Start Exercise data
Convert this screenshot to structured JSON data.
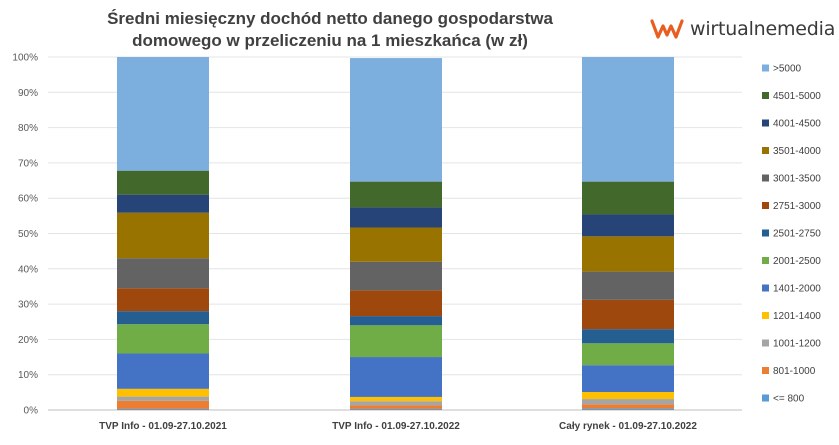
{
  "brand": {
    "name": "wirtualnemedia",
    "color": "#e85d20"
  },
  "chart_data": {
    "type": "bar",
    "stacked": true,
    "percent": true,
    "title": "Średni miesięczny dochód netto danego gospodarstwa domowego w przeliczeniu na 1 mieszkańca (w zł)",
    "title_lines": [
      "Średni miesięczny dochód netto danego gospodarstwa",
      "domowego w przeliczeniu na 1 mieszkańca (w zł)"
    ],
    "categories": [
      "TVP Info - 01.09-27.10.2021",
      "TVP Info - 01.09-27.10.2022",
      "Cały rynek - 01.09-27.10.2022"
    ],
    "ylim": [
      0,
      100
    ],
    "yticks": [
      "0%",
      "10%",
      "20%",
      "30%",
      "40%",
      "50%",
      "60%",
      "70%",
      "80%",
      "90%",
      "100%"
    ],
    "legend_position": "right",
    "series": [
      {
        "name": "<= 800",
        "color": "#5b9bd5",
        "values": [
          0.3,
          0.3,
          0.4
        ]
      },
      {
        "name": "801-1000",
        "color": "#ed7d31",
        "values": [
          2.3,
          1.0,
          1.2
        ]
      },
      {
        "name": "1001-1200",
        "color": "#a5a5a5",
        "values": [
          1.2,
          1.2,
          1.5
        ]
      },
      {
        "name": "1201-1400",
        "color": "#ffc000",
        "values": [
          2.2,
          1.2,
          2.0
        ]
      },
      {
        "name": "1401-2000",
        "color": "#4472c4",
        "values": [
          10.0,
          11.3,
          7.6
        ]
      },
      {
        "name": "2001-2500",
        "color": "#70ad47",
        "values": [
          8.3,
          9.0,
          6.2
        ]
      },
      {
        "name": "2501-2750",
        "color": "#255e91",
        "values": [
          3.7,
          2.6,
          4.0
        ]
      },
      {
        "name": "2751-3000",
        "color": "#9e480e",
        "values": [
          6.5,
          7.3,
          8.3
        ]
      },
      {
        "name": "3001-3500",
        "color": "#636363",
        "values": [
          8.5,
          8.1,
          8.0
        ]
      },
      {
        "name": "3501-4000",
        "color": "#997300",
        "values": [
          12.9,
          9.7,
          10.0
        ]
      },
      {
        "name": "4001-4500",
        "color": "#264478",
        "values": [
          5.1,
          5.7,
          6.2
        ]
      },
      {
        "name": "4501-5000",
        "color": "#43682b",
        "values": [
          6.8,
          7.3,
          9.3
        ]
      },
      {
        "name": ">5000",
        "color": "#7cafdd",
        "values": [
          32.2,
          35.0,
          35.3
        ]
      }
    ]
  }
}
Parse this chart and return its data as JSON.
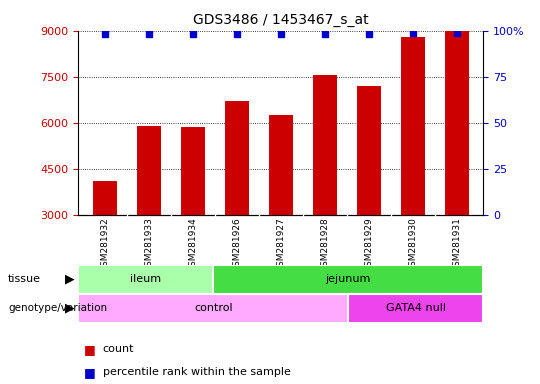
{
  "title": "GDS3486 / 1453467_s_at",
  "samples": [
    "GSM281932",
    "GSM281933",
    "GSM281934",
    "GSM281926",
    "GSM281927",
    "GSM281928",
    "GSM281929",
    "GSM281930",
    "GSM281931"
  ],
  "counts": [
    4100,
    5900,
    5850,
    6700,
    6250,
    7550,
    7200,
    8800,
    9000
  ],
  "percentile_ranks": [
    98,
    98,
    98,
    98,
    98,
    98,
    98,
    99,
    99
  ],
  "bar_color": "#cc0000",
  "dot_color": "#0000cc",
  "ylim_left": [
    3000,
    9000
  ],
  "ylim_right": [
    0,
    100
  ],
  "yticks_left": [
    3000,
    4500,
    6000,
    7500,
    9000
  ],
  "yticks_right": [
    0,
    25,
    50,
    75,
    100
  ],
  "tissue_groups": [
    {
      "label": "ileum",
      "start": 0,
      "end": 3,
      "color": "#aaffaa"
    },
    {
      "label": "jejunum",
      "start": 3,
      "end": 9,
      "color": "#44dd44"
    }
  ],
  "genotype_groups": [
    {
      "label": "control",
      "start": 0,
      "end": 6,
      "color": "#ffaaff"
    },
    {
      "label": "GATA4 null",
      "start": 6,
      "end": 9,
      "color": "#ee44ee"
    }
  ],
  "tissue_label": "tissue",
  "genotype_label": "genotype/variation",
  "legend_count": "count",
  "legend_percentile": "percentile rank within the sample",
  "bar_color_legend": "#cc0000",
  "dot_color_legend": "#0000cc",
  "left_tick_color": "#cc0000",
  "right_tick_color": "#0000cc",
  "sample_area_color": "#dddddd",
  "grid_linestyle": "dotted"
}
End Exercise data
Identify each line containing the string "Info" and copy it out.

Correct response
      "TVP Info - 01.09-27.10.2021",
      "TVP Info - 01.09-27.10.2022",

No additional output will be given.